**INSTRUCTION**
Exactly reproduce each record listed below.
==== PROVIDED RECORDS ====
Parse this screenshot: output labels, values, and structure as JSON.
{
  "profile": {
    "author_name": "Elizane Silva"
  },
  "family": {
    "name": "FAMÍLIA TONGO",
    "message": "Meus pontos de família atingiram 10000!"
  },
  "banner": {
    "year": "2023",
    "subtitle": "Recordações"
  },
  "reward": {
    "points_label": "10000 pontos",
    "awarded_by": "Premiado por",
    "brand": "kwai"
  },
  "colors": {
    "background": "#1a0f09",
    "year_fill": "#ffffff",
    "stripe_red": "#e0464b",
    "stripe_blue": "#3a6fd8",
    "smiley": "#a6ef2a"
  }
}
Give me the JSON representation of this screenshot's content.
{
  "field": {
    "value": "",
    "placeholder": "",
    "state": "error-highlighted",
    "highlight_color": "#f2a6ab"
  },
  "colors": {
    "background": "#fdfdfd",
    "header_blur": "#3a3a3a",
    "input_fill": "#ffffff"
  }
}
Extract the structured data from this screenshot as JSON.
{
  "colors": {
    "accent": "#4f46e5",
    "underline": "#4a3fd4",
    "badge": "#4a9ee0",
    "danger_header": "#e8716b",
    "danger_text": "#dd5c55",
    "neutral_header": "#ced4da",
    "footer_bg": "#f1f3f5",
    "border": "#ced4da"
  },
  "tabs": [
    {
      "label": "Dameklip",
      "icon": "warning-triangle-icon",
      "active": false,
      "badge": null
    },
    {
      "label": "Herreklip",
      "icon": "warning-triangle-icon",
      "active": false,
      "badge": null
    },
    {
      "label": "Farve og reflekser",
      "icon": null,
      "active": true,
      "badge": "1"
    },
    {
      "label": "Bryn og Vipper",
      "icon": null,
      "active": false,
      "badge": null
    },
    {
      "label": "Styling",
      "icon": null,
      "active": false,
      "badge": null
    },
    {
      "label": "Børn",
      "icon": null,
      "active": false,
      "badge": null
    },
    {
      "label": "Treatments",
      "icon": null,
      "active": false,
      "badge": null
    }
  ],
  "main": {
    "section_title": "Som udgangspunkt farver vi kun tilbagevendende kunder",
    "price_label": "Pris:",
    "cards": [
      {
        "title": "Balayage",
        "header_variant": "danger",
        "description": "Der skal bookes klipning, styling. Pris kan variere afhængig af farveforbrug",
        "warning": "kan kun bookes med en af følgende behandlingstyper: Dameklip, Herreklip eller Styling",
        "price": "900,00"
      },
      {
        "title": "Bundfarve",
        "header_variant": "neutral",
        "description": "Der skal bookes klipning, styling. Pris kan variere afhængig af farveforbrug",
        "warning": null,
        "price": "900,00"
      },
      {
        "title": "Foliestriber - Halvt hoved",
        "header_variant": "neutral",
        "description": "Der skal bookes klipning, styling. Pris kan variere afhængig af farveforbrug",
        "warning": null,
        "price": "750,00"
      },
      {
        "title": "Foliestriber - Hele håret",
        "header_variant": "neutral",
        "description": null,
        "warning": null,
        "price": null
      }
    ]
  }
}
====
**RESPONSE TO THE TASK**
Parse this screenshot: output labels, values, and structure as JSON.
{
  "profile": {
    "author_name": "Elizane Silva"
  },
  "family": {
    "name": "FAMÍLIA TONGO",
    "message": "Meus pontos de família atingiram 10000!"
  },
  "banner": {
    "year": "2023",
    "subtitle": "Recordações"
  },
  "reward": {
    "points_label": "10000 pontos",
    "awarded_by": "Premiado por",
    "brand": "kwai"
  },
  "colors": {
    "background": "#1a0f09",
    "year_fill": "#ffffff",
    "stripe_red": "#e0464b",
    "stripe_blue": "#3a6fd8",
    "smiley": "#a6ef2a"
  }
}
Give me the JSON representation of this screenshot's content.
{
  "field": {
    "value": "",
    "placeholder": "",
    "state": "error-highlighted",
    "highlight_color": "#f2a6ab"
  },
  "colors": {
    "background": "#fdfdfd",
    "header_blur": "#3a3a3a",
    "input_fill": "#ffffff"
  }
}
Extract the structured data from this screenshot as JSON.
{
  "colors": {
    "accent": "#4f46e5",
    "underline": "#4a3fd4",
    "badge": "#4a9ee0",
    "danger_header": "#e8716b",
    "danger_text": "#dd5c55",
    "neutral_header": "#ced4da",
    "footer_bg": "#f1f3f5",
    "border": "#ced4da"
  },
  "tabs": [
    {
      "label": "Dameklip",
      "icon": "warning-triangle-icon",
      "active": false,
      "badge": null
    },
    {
      "label": "Herreklip",
      "icon": "warning-triangle-icon",
      "active": false,
      "badge": null
    },
    {
      "label": "Farve og reflekser",
      "icon": null,
      "active": true,
      "badge": "1"
    },
    {
      "label": "Bryn og Vipper",
      "icon": null,
      "active": false,
      "badge": null
    },
    {
      "label": "Styling",
      "icon": null,
      "active": false,
      "badge": null
    },
    {
      "label": "Børn",
      "icon": null,
      "active": false,
      "badge": null
    },
    {
      "label": "Treatments",
      "icon": null,
      "active": false,
      "badge": null
    }
  ],
  "main": {
    "section_title": "Som udgangspunkt farver vi kun tilbagevendende kunder",
    "price_label": "Pris:",
    "cards": [
      {
        "title": "Balayage",
        "header_variant": "danger",
        "description": "Der skal bookes klipning, styling. Pris kan variere afhængig af farveforbrug",
        "warning": "kan kun bookes med en af følgende behandlingstyper: Dameklip, Herreklip eller Styling",
        "price": "900,00"
      },
      {
        "title": "Bundfarve",
        "header_variant": "neutral",
        "description": "Der skal bookes klipning, styling. Pris kan variere afhængig af farveforbrug",
        "warning": null,
        "price": "900,00"
      },
      {
        "title": "Foliestriber - Halvt hoved",
        "header_variant": "neutral",
        "description": "Der skal bookes klipning, styling. Pris kan variere afhængig af farveforbrug",
        "warning": null,
        "price": "750,00"
      },
      {
        "title": "Foliestriber - Hele håret",
        "header_variant": "neutral",
        "description": null,
        "warning": null,
        "price": null
      }
    ]
  }
}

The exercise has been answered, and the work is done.